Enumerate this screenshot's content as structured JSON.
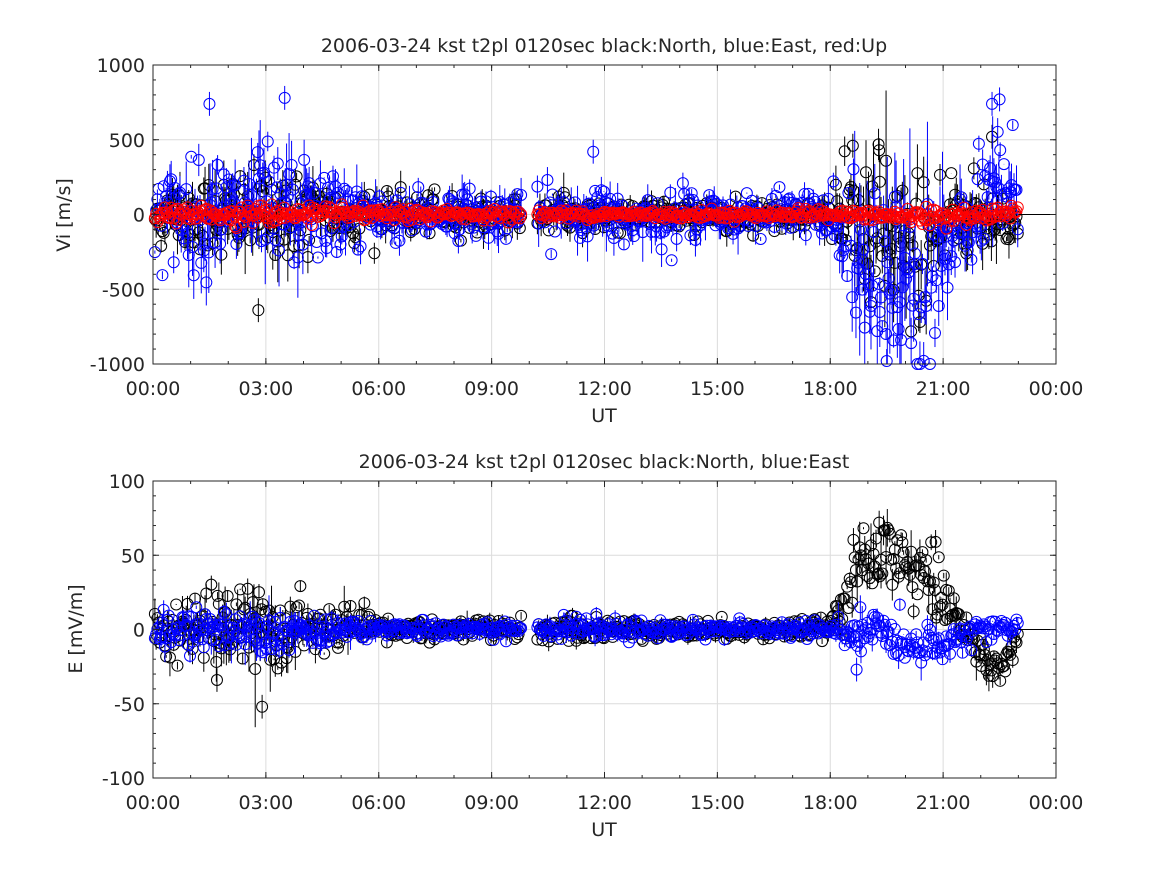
{
  "colors": {
    "north": "#000000",
    "east": "#0000ff",
    "up": "#ff0000",
    "grid": "#dcdcdc",
    "axis": "#262626"
  },
  "chart_data": [
    {
      "type": "scatter",
      "title": "2006-03-24 kst t2pl 0120sec black:North, blue:East, red:Up",
      "xlabel": "UT",
      "ylabel": "Vi [m/s]",
      "xlim": [
        0,
        24
      ],
      "ylim": [
        -1000,
        1000
      ],
      "x_tick_labels": [
        "00:00",
        "03:00",
        "06:00",
        "09:00",
        "12:00",
        "15:00",
        "18:00",
        "21:00",
        "00:00"
      ],
      "y_ticks": [
        -1000,
        -500,
        0,
        500,
        1000
      ],
      "y_tick_labels": [
        "-1000",
        "-500",
        "0",
        "500",
        "1000"
      ],
      "grid": true,
      "error_bars": true,
      "data_gap_hours": [
        9.8,
        10.2
      ],
      "data_end_hour": 23.0,
      "series": [
        {
          "color": "north",
          "envelope_hours": [
            0,
            1.5,
            3,
            4.5,
            6,
            7.5,
            9,
            10.5,
            12,
            13.5,
            15,
            16.5,
            18,
            18.7,
            19.3,
            20,
            20.7,
            21.3,
            22,
            22.5,
            23
          ],
          "envelope_amplitude": [
            180,
            220,
            300,
            200,
            130,
            110,
            110,
            120,
            110,
            100,
            90,
            90,
            100,
            420,
            520,
            500,
            420,
            300,
            250,
            200,
            150
          ],
          "envelope_offset": [
            0,
            0,
            0,
            0,
            0,
            0,
            0,
            0,
            0,
            0,
            0,
            0,
            0,
            -100,
            -200,
            -250,
            -150,
            0,
            0,
            -50,
            -50
          ],
          "notable_points": [
            {
              "x": 18.6,
              "y": 460
            },
            {
              "x": 19.3,
              "y": 430
            },
            {
              "x": 22.3,
              "y": 520
            },
            {
              "x": 2.8,
              "y": -640
            }
          ]
        },
        {
          "color": "east",
          "envelope_hours": [
            0,
            1.5,
            3,
            4.5,
            6,
            7.5,
            9,
            10.5,
            12,
            13.5,
            15,
            16.5,
            18,
            18.7,
            19.3,
            20,
            20.7,
            21.3,
            22,
            22.5,
            23
          ],
          "envelope_amplitude": [
            240,
            320,
            380,
            260,
            160,
            140,
            150,
            160,
            170,
            150,
            140,
            120,
            130,
            520,
            650,
            600,
            520,
            280,
            300,
            420,
            300
          ],
          "envelope_offset": [
            0,
            0,
            0,
            0,
            0,
            0,
            0,
            0,
            0,
            0,
            0,
            0,
            0,
            -350,
            -450,
            -450,
            -400,
            -200,
            0,
            250,
            150
          ],
          "notable_points": [
            {
              "x": 1.5,
              "y": 740
            },
            {
              "x": 3.5,
              "y": 780
            },
            {
              "x": 11.7,
              "y": 420
            },
            {
              "x": 22.3,
              "y": 740
            },
            {
              "x": 22.5,
              "y": 770
            },
            {
              "x": 19.5,
              "y": -980
            }
          ]
        },
        {
          "color": "up",
          "envelope_hours": [
            0,
            3,
            6,
            9,
            12,
            15,
            18,
            21,
            23
          ],
          "envelope_amplitude": [
            40,
            60,
            35,
            30,
            25,
            25,
            30,
            50,
            40
          ],
          "envelope_offset": [
            0,
            0,
            0,
            0,
            0,
            0,
            0,
            -20,
            20
          ],
          "notable_points": []
        }
      ]
    },
    {
      "type": "scatter",
      "title": "2006-03-24 kst t2pl 0120sec black:North, blue:East",
      "xlabel": "UT",
      "ylabel": "E [mV/m]",
      "xlim": [
        0,
        24
      ],
      "ylim": [
        -100,
        100
      ],
      "x_tick_labels": [
        "00:00",
        "03:00",
        "06:00",
        "09:00",
        "12:00",
        "15:00",
        "18:00",
        "21:00",
        "00:00"
      ],
      "y_ticks": [
        -100,
        -50,
        0,
        50,
        100
      ],
      "y_tick_labels": [
        "-100",
        "-50",
        "0",
        "50",
        "100"
      ],
      "grid": true,
      "error_bars": true,
      "data_gap_hours": [
        9.8,
        10.2
      ],
      "data_end_hour": 23.0,
      "series": [
        {
          "color": "north",
          "envelope_hours": [
            0,
            1.5,
            3,
            4.5,
            6,
            7.5,
            9,
            10.5,
            12,
            13.5,
            15,
            16.5,
            18,
            18.5,
            19.3,
            20,
            20.7,
            21.3,
            22,
            22.5,
            23
          ],
          "envelope_amplitude": [
            15,
            22,
            25,
            15,
            8,
            7,
            7,
            7,
            7,
            6,
            6,
            6,
            6,
            20,
            22,
            22,
            20,
            12,
            12,
            10,
            8
          ],
          "envelope_offset": [
            0,
            0,
            0,
            0,
            0,
            0,
            0,
            0,
            0,
            0,
            0,
            0,
            0,
            30,
            50,
            45,
            30,
            15,
            -20,
            -25,
            -10
          ],
          "notable_points": [
            {
              "x": 2.9,
              "y": -52
            },
            {
              "x": 19.3,
              "y": 72
            },
            {
              "x": 20.8,
              "y": 59
            },
            {
              "x": 1.7,
              "y": -34
            }
          ]
        },
        {
          "color": "east",
          "envelope_hours": [
            0,
            1.5,
            3,
            4.5,
            6,
            7.5,
            9,
            10.5,
            12,
            13.5,
            15,
            16.5,
            18,
            18.7,
            19.3,
            20,
            20.7,
            21.3,
            22,
            22.5,
            23
          ],
          "envelope_amplitude": [
            10,
            12,
            14,
            10,
            6,
            5,
            5,
            6,
            6,
            5,
            5,
            5,
            5,
            12,
            12,
            10,
            10,
            8,
            8,
            8,
            6
          ],
          "envelope_offset": [
            0,
            0,
            0,
            0,
            0,
            0,
            0,
            0,
            0,
            0,
            0,
            0,
            0,
            -5,
            0,
            -10,
            -10,
            -5,
            0,
            0,
            0
          ],
          "notable_points": [
            {
              "x": 18.7,
              "y": -27
            },
            {
              "x": 18.8,
              "y": 15
            }
          ]
        }
      ]
    }
  ]
}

_What is being asked_
All of the data above should be quoted exactly, except for the pictures.

_Result of the task_
Enumerate this screenshot's content as structured JSON.
{
  "colors": {
    "north": "#000000",
    "east": "#0000ff",
    "up": "#ff0000",
    "grid": "#dcdcdc",
    "axis": "#262626"
  },
  "chart_data": [
    {
      "type": "scatter",
      "title": "2006-03-24 kst t2pl 0120sec black:North, blue:East, red:Up",
      "xlabel": "UT",
      "ylabel": "Vi [m/s]",
      "xlim": [
        0,
        24
      ],
      "ylim": [
        -1000,
        1000
      ],
      "x_tick_labels": [
        "00:00",
        "03:00",
        "06:00",
        "09:00",
        "12:00",
        "15:00",
        "18:00",
        "21:00",
        "00:00"
      ],
      "y_ticks": [
        -1000,
        -500,
        0,
        500,
        1000
      ],
      "y_tick_labels": [
        "-1000",
        "-500",
        "0",
        "500",
        "1000"
      ],
      "grid": true,
      "error_bars": true,
      "data_gap_hours": [
        9.8,
        10.2
      ],
      "data_end_hour": 23.0,
      "series": [
        {
          "color": "north",
          "envelope_hours": [
            0,
            1.5,
            3,
            4.5,
            6,
            7.5,
            9,
            10.5,
            12,
            13.5,
            15,
            16.5,
            18,
            18.7,
            19.3,
            20,
            20.7,
            21.3,
            22,
            22.5,
            23
          ],
          "envelope_amplitude": [
            180,
            220,
            300,
            200,
            130,
            110,
            110,
            120,
            110,
            100,
            90,
            90,
            100,
            420,
            520,
            500,
            420,
            300,
            250,
            200,
            150
          ],
          "envelope_offset": [
            0,
            0,
            0,
            0,
            0,
            0,
            0,
            0,
            0,
            0,
            0,
            0,
            0,
            -100,
            -200,
            -250,
            -150,
            0,
            0,
            -50,
            -50
          ],
          "notable_points": [
            {
              "x": 18.6,
              "y": 460
            },
            {
              "x": 19.3,
              "y": 430
            },
            {
              "x": 22.3,
              "y": 520
            },
            {
              "x": 2.8,
              "y": -640
            }
          ]
        },
        {
          "color": "east",
          "envelope_hours": [
            0,
            1.5,
            3,
            4.5,
            6,
            7.5,
            9,
            10.5,
            12,
            13.5,
            15,
            16.5,
            18,
            18.7,
            19.3,
            20,
            20.7,
            21.3,
            22,
            22.5,
            23
          ],
          "envelope_amplitude": [
            240,
            320,
            380,
            260,
            160,
            140,
            150,
            160,
            170,
            150,
            140,
            120,
            130,
            520,
            650,
            600,
            520,
            280,
            300,
            420,
            300
          ],
          "envelope_offset": [
            0,
            0,
            0,
            0,
            0,
            0,
            0,
            0,
            0,
            0,
            0,
            0,
            0,
            -350,
            -450,
            -450,
            -400,
            -200,
            0,
            250,
            150
          ],
          "notable_points": [
            {
              "x": 1.5,
              "y": 740
            },
            {
              "x": 3.5,
              "y": 780
            },
            {
              "x": 11.7,
              "y": 420
            },
            {
              "x": 22.3,
              "y": 740
            },
            {
              "x": 22.5,
              "y": 770
            },
            {
              "x": 19.5,
              "y": -980
            }
          ]
        },
        {
          "color": "up",
          "envelope_hours": [
            0,
            3,
            6,
            9,
            12,
            15,
            18,
            21,
            23
          ],
          "envelope_amplitude": [
            40,
            60,
            35,
            30,
            25,
            25,
            30,
            50,
            40
          ],
          "envelope_offset": [
            0,
            0,
            0,
            0,
            0,
            0,
            0,
            -20,
            20
          ],
          "notable_points": []
        }
      ]
    },
    {
      "type": "scatter",
      "title": "2006-03-24 kst t2pl 0120sec black:North, blue:East",
      "xlabel": "UT",
      "ylabel": "E [mV/m]",
      "xlim": [
        0,
        24
      ],
      "ylim": [
        -100,
        100
      ],
      "x_tick_labels": [
        "00:00",
        "03:00",
        "06:00",
        "09:00",
        "12:00",
        "15:00",
        "18:00",
        "21:00",
        "00:00"
      ],
      "y_ticks": [
        -100,
        -50,
        0,
        50,
        100
      ],
      "y_tick_labels": [
        "-100",
        "-50",
        "0",
        "50",
        "100"
      ],
      "grid": true,
      "error_bars": true,
      "data_gap_hours": [
        9.8,
        10.2
      ],
      "data_end_hour": 23.0,
      "series": [
        {
          "color": "north",
          "envelope_hours": [
            0,
            1.5,
            3,
            4.5,
            6,
            7.5,
            9,
            10.5,
            12,
            13.5,
            15,
            16.5,
            18,
            18.5,
            19.3,
            20,
            20.7,
            21.3,
            22,
            22.5,
            23
          ],
          "envelope_amplitude": [
            15,
            22,
            25,
            15,
            8,
            7,
            7,
            7,
            7,
            6,
            6,
            6,
            6,
            20,
            22,
            22,
            20,
            12,
            12,
            10,
            8
          ],
          "envelope_offset": [
            0,
            0,
            0,
            0,
            0,
            0,
            0,
            0,
            0,
            0,
            0,
            0,
            0,
            30,
            50,
            45,
            30,
            15,
            -20,
            -25,
            -10
          ],
          "notable_points": [
            {
              "x": 2.9,
              "y": -52
            },
            {
              "x": 19.3,
              "y": 72
            },
            {
              "x": 20.8,
              "y": 59
            },
            {
              "x": 1.7,
              "y": -34
            }
          ]
        },
        {
          "color": "east",
          "envelope_hours": [
            0,
            1.5,
            3,
            4.5,
            6,
            7.5,
            9,
            10.5,
            12,
            13.5,
            15,
            16.5,
            18,
            18.7,
            19.3,
            20,
            20.7,
            21.3,
            22,
            22.5,
            23
          ],
          "envelope_amplitude": [
            10,
            12,
            14,
            10,
            6,
            5,
            5,
            6,
            6,
            5,
            5,
            5,
            5,
            12,
            12,
            10,
            10,
            8,
            8,
            8,
            6
          ],
          "envelope_offset": [
            0,
            0,
            0,
            0,
            0,
            0,
            0,
            0,
            0,
            0,
            0,
            0,
            0,
            -5,
            0,
            -10,
            -10,
            -5,
            0,
            0,
            0
          ],
          "notable_points": [
            {
              "x": 18.7,
              "y": -27
            },
            {
              "x": 18.8,
              "y": 15
            }
          ]
        }
      ]
    }
  ]
}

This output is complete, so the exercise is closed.